Thus delegated Legislation is an essential part of Legislation to enable easy and convenient working of the governmental machinery. But the delegated power shall be exercised carefully and within permitted limits.
Whither Motor Accidents Claims Tribunals in India ?
(Published in 1980 KLT)
By T.A. Ramadasan, Advocate, Tellicherry
Whither Motor Accidents Claims Tribunals in India ?
(T.A. Ramadasan, Advocate, Tellicherry)
It was in 1975 that Claims Tribunals were for the first time constituted in Kerala, and the District Judges of Judicial Districts were made the Tribunals for their respective districts. Though the notification constituting these Tribunals was published in April 1975, the District Judge Tribunals could not actually try or dispose of cases, because there were no rules framed. The Public and the Bar had represented several times and ultimately it was only on 25-7-1977, over two years after the constitution of tribunals, that the Kerala Motor Accidents Claims Tribunal Rules, 1977 were published.
Meanwhile, needless to say, accidents went on increasing day by day and every accident gave rise to a claim and the accumulated number of petitions in each District swelled to thousands. The District Judges began taking up cases, but then fresh wisdom dawned on the Government, and constitution of seperate Tribunals was proposed with the concurrence of the High Court. When once this proposal was in the air, the District Judge Tribunals lapsed into inactivity. Even part-heard cases were not completed. New ones were not entertained, or at any rate were only just received.

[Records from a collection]
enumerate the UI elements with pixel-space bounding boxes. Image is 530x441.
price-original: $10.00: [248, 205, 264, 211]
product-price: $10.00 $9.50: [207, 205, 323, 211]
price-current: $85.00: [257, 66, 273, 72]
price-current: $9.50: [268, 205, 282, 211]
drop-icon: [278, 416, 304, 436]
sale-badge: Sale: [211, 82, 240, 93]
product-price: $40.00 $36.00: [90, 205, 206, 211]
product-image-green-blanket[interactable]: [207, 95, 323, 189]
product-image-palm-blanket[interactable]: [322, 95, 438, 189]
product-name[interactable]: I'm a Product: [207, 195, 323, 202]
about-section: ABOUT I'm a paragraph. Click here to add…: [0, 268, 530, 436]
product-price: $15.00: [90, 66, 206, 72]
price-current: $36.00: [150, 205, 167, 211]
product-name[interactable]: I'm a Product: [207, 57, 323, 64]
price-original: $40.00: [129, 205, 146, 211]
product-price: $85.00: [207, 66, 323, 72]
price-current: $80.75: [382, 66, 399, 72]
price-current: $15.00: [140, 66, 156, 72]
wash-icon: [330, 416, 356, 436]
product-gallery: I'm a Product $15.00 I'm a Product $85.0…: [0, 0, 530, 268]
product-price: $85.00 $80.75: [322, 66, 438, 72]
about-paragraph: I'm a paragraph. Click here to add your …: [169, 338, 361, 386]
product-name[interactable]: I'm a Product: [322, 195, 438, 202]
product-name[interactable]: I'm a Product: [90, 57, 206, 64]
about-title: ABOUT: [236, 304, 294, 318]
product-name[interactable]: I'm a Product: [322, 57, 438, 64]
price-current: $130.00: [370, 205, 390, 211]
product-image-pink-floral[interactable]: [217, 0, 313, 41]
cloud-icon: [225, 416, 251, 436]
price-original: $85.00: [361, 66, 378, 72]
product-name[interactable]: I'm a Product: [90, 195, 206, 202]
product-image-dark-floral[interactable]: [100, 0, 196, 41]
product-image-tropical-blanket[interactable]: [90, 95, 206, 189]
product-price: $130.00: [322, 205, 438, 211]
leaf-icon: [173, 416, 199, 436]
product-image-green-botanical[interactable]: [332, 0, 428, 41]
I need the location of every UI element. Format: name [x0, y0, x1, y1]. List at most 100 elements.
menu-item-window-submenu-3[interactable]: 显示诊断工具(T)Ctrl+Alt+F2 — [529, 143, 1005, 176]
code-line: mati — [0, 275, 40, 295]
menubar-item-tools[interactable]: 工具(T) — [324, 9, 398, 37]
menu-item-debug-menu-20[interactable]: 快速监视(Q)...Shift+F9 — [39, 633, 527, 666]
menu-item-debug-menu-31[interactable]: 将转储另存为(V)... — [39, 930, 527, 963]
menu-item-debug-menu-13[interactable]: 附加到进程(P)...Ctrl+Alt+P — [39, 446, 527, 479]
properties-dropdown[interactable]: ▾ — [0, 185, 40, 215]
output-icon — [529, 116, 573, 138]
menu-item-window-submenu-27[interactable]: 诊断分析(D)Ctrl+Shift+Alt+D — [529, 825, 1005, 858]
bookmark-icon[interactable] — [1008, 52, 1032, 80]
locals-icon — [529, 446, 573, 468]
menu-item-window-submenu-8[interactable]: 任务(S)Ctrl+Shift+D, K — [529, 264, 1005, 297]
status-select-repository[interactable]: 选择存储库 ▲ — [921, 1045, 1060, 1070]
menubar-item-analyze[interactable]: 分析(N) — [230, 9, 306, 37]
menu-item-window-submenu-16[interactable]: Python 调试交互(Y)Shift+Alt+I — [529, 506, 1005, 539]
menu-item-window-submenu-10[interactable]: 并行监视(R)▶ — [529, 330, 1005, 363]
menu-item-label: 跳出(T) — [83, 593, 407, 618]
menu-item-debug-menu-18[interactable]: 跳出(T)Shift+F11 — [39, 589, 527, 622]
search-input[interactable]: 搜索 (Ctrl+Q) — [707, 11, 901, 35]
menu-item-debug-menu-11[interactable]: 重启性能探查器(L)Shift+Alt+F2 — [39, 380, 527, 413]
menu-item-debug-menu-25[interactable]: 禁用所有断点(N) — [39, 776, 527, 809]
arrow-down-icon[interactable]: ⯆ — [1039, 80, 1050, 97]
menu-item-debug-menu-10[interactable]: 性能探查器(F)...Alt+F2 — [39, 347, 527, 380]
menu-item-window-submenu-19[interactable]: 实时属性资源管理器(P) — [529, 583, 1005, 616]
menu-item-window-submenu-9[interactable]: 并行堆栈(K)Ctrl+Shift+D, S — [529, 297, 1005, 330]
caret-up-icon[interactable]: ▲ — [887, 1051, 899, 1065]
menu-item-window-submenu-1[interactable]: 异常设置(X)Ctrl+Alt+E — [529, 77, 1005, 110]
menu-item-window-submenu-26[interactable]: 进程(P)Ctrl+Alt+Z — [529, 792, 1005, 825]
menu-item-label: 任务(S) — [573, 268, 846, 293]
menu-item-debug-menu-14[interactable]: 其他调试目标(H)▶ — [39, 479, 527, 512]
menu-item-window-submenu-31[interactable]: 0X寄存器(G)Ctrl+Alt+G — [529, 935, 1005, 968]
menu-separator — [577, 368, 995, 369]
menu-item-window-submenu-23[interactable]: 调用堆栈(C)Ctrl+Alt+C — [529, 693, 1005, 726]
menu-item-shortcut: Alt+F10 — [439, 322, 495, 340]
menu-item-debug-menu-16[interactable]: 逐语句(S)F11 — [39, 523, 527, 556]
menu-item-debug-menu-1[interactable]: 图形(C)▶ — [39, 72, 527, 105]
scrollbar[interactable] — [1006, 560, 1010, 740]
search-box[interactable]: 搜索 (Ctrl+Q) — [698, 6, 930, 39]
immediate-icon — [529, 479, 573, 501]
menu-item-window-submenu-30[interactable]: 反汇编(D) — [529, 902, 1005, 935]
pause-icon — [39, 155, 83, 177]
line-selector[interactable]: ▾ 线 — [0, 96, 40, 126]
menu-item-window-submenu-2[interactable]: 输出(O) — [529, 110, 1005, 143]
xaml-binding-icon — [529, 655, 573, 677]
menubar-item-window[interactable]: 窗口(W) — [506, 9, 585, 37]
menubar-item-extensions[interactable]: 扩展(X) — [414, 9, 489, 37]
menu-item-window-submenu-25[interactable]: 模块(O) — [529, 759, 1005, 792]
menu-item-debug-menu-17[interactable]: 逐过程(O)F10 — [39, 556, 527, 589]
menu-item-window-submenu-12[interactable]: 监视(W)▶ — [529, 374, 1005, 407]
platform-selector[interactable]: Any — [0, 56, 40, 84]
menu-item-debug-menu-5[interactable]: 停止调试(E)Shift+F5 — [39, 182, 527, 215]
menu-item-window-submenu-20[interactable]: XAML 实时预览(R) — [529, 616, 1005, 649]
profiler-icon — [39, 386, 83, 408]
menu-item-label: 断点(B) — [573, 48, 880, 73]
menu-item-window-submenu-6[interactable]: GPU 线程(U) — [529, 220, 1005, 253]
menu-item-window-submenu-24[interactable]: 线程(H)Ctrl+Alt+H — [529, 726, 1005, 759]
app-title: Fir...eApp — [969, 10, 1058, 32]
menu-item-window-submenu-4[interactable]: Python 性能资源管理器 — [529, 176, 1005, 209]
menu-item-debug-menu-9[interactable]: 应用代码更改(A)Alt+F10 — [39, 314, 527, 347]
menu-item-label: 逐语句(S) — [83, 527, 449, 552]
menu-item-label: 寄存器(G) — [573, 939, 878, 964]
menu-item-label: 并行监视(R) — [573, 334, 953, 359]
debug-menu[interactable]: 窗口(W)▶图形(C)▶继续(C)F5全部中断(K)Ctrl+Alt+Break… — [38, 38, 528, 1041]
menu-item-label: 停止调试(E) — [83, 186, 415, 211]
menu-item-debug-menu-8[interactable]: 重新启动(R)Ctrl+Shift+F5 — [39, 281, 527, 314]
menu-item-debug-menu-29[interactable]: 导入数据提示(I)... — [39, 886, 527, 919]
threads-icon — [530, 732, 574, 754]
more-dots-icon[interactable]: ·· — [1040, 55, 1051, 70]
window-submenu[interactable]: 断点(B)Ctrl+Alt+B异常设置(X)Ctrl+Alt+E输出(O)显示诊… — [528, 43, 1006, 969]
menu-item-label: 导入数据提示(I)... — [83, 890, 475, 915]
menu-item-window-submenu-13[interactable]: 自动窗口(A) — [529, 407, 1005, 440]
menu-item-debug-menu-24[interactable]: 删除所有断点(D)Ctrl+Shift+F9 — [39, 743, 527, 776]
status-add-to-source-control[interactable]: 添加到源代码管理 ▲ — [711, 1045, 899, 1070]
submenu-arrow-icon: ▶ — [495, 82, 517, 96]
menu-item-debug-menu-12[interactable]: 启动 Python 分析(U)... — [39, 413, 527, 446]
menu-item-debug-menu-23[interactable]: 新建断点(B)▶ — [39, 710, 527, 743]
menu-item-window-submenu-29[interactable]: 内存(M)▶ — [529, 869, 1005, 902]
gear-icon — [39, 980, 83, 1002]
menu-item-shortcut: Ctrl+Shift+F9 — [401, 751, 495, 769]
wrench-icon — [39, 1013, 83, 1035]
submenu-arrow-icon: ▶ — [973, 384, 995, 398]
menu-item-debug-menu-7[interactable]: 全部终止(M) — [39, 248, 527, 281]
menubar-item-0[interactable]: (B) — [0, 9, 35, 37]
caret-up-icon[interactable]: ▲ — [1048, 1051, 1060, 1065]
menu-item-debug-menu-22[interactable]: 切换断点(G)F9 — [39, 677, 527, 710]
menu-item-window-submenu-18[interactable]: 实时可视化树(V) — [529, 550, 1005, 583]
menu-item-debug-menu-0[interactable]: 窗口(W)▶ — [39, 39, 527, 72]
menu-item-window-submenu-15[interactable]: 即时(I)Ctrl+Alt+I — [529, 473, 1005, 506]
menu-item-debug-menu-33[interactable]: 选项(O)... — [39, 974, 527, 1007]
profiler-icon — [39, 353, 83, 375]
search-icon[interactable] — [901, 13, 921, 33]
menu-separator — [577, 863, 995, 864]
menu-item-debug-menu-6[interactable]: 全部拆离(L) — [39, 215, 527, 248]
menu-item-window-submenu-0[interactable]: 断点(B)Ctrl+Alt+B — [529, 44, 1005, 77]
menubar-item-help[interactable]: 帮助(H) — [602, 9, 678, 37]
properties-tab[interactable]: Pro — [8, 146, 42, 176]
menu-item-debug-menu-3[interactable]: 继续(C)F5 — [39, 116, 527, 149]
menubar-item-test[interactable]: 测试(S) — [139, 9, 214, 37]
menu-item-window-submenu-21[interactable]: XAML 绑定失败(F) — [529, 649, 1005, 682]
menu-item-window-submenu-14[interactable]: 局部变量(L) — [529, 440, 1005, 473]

- Task brief
Carry the article on Motor Accidents Claims Tribunals further, picking up right after its last sentence. Nothing in the listing is needed for this.

- Response to this task
Ultimately, the Government, decided upon constituting regional tribunals for a group of Districts, designed as Camp Courts. In fact, the pending numbers in each District justified one Tribunal for each District at least till the back logs were cleared. But in this also the High Court, possibly obsessed with the idea of easing its own burden in ordinary Courts, concurred. The difficulties of claimants were never taken into account. Camp Courts like Labour Courts and Industrial Tribunals have only added to the delays, apart from burdening litigants. A strange way of reaching justice at the door of aggrieved!
Yet three Tribunals were constituted for the whole State and the District Judges Tribunals were asked to bundle up the pending cases to be dispatched to the permanent seats of the newly, constituted regional Tribunals. This was by two notifications dated 23-6-1979 and 10-7-1979.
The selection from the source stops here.